◆ Exercise goal
Search the entries below. Return every line that has "name" in it.

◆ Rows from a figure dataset
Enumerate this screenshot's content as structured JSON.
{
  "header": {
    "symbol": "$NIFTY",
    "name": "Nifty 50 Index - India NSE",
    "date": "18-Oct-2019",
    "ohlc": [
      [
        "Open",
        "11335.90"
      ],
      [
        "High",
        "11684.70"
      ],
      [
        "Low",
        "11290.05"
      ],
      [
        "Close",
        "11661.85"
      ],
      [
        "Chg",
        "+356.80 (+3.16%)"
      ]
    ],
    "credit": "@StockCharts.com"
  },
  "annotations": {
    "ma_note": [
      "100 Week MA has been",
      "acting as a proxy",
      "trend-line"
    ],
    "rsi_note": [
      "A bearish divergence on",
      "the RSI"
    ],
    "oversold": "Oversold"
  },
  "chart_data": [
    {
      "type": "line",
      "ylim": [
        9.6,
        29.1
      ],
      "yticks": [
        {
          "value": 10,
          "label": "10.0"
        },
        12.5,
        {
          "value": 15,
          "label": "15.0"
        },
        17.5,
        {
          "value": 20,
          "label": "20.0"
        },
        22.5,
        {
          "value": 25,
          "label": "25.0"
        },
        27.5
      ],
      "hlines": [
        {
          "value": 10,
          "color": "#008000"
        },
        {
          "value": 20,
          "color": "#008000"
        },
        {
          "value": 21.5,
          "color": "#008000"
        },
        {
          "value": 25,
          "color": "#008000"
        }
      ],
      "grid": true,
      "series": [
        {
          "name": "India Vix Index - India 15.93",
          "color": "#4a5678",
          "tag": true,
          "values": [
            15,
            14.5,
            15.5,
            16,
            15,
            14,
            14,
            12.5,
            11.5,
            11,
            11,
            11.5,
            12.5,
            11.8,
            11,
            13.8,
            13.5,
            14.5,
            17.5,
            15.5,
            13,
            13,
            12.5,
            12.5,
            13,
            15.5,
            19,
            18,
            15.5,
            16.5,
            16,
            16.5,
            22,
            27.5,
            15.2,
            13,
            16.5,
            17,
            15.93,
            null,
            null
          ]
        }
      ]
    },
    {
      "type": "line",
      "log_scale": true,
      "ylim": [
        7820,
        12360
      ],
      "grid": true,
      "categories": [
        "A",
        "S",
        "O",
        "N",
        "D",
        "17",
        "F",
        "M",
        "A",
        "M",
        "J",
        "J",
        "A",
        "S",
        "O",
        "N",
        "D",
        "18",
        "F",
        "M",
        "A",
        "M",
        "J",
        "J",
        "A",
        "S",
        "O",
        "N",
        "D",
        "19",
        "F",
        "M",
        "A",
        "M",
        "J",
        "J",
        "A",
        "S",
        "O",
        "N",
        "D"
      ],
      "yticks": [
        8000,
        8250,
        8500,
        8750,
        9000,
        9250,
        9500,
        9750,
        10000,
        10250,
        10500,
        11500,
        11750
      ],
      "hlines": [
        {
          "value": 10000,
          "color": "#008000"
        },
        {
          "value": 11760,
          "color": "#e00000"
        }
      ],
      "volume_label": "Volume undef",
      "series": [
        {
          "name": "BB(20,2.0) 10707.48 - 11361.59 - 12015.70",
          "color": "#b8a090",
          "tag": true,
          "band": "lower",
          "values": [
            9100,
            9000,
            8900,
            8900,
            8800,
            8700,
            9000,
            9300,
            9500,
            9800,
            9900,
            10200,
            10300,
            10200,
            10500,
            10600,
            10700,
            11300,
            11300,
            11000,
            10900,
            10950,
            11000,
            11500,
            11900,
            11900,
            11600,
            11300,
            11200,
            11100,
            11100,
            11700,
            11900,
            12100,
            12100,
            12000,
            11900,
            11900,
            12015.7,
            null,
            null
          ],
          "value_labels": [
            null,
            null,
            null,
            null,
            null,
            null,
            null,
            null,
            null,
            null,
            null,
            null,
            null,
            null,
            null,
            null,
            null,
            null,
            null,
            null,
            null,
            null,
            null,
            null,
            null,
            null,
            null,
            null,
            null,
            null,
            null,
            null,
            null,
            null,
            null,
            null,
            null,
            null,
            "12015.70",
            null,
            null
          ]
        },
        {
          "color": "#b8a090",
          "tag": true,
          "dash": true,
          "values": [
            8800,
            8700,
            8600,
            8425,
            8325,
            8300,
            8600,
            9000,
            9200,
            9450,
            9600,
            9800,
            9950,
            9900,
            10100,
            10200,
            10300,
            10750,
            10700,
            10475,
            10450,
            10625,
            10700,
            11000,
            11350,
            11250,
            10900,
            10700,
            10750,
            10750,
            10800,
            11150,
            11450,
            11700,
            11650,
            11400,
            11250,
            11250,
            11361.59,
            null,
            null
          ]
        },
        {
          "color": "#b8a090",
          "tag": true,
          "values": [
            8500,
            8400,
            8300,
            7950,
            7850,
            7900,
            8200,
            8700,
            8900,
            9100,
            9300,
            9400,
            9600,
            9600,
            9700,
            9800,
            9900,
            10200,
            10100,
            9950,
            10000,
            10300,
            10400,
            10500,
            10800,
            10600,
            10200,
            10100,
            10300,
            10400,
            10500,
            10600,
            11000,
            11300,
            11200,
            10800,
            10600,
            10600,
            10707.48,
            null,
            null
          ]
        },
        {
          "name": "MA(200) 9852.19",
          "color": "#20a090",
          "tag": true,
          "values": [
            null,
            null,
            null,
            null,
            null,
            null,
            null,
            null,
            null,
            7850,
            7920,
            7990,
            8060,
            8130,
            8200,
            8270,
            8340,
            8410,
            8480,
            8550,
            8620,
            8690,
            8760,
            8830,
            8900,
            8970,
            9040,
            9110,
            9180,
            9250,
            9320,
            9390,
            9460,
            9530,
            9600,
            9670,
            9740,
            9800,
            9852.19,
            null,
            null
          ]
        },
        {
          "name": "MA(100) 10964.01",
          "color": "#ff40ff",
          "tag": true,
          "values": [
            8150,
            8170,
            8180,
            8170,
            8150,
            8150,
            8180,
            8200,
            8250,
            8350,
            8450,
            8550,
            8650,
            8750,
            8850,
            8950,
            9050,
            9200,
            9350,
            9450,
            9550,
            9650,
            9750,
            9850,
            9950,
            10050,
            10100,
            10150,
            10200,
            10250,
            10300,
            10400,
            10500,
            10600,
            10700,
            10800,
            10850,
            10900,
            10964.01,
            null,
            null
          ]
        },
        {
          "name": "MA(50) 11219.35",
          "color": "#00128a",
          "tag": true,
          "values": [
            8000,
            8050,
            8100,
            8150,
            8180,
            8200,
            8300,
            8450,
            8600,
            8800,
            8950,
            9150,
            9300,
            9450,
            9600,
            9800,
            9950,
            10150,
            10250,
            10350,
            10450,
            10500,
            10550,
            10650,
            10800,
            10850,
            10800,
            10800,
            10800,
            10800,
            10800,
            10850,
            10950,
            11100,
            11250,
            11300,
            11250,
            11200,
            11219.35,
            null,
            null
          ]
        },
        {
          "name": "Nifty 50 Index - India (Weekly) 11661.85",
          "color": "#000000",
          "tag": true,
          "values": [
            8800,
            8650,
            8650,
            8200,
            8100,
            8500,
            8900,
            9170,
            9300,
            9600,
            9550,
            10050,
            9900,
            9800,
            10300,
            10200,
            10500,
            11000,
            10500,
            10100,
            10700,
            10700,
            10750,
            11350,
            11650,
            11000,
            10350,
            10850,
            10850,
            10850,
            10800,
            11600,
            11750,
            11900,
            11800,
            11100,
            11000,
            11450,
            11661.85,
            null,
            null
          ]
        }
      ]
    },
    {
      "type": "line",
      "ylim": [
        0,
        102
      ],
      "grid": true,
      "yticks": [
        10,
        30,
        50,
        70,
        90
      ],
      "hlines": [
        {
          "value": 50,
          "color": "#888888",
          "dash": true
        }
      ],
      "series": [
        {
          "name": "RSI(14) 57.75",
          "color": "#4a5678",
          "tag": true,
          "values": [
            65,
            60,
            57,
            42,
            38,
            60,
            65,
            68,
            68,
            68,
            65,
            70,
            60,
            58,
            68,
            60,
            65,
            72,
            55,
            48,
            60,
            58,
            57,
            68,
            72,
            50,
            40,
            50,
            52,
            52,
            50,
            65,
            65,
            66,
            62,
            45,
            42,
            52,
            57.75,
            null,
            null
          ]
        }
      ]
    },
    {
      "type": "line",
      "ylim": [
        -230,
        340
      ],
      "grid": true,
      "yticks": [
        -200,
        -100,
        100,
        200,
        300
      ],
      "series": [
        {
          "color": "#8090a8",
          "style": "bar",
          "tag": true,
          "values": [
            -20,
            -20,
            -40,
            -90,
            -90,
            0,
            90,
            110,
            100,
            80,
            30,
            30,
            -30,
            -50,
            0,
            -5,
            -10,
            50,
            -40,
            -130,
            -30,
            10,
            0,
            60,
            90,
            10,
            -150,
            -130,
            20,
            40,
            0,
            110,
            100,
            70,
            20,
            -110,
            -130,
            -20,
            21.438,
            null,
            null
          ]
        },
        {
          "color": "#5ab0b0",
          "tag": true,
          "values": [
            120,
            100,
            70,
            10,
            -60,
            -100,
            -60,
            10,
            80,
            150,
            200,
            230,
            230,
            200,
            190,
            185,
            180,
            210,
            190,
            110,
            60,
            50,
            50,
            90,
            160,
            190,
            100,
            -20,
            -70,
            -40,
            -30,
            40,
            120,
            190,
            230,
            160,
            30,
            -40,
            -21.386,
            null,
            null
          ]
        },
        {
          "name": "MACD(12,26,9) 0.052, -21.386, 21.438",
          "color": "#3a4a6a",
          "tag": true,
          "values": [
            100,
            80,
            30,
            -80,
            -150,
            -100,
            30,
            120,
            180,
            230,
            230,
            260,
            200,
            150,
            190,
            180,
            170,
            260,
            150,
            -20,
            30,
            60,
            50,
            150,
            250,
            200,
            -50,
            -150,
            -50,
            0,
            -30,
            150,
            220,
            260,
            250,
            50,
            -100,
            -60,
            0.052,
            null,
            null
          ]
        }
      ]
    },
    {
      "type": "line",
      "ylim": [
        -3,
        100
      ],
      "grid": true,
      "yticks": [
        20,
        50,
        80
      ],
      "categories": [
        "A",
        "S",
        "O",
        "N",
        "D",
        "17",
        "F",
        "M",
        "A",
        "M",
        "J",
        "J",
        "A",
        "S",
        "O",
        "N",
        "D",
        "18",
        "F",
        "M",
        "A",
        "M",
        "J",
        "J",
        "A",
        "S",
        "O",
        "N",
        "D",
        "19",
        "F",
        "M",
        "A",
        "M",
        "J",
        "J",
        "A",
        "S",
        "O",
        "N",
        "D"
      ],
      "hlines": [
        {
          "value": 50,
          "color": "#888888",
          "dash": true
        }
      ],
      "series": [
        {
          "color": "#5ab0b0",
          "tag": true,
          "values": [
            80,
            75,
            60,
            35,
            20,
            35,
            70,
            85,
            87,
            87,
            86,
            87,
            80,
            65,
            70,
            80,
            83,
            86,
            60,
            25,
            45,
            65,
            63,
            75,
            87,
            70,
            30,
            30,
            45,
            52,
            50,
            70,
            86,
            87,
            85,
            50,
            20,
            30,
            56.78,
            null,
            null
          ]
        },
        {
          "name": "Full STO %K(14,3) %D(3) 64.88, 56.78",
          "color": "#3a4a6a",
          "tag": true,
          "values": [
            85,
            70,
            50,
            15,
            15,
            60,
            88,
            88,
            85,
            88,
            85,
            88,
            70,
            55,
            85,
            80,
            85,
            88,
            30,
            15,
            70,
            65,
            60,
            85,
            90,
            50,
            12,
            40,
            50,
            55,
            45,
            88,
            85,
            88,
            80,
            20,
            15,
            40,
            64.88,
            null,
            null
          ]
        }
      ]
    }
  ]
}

◆ Solved problem
    "name": "Nifty 50 Index - India NSE",
          "name": "India Vix Index - India 15.93",
          "name": "BB(20,2.0) 10707.48 - 11361.59 - 12015.70",
          "name": "MA(200) 9852.19",
          "name": "MA(100) 10964.01",
          "name": "MA(50) 11219.35",
          "name": "Nifty 50 Index - India (Weekly) 11661.85",
          "name": "RSI(14) 57.75",
          "name": "MACD(12,26,9) 0.052, -21.386, 21.438",
          "name": "Full STO %K(14,3) %D(3) 64.88, 56.78",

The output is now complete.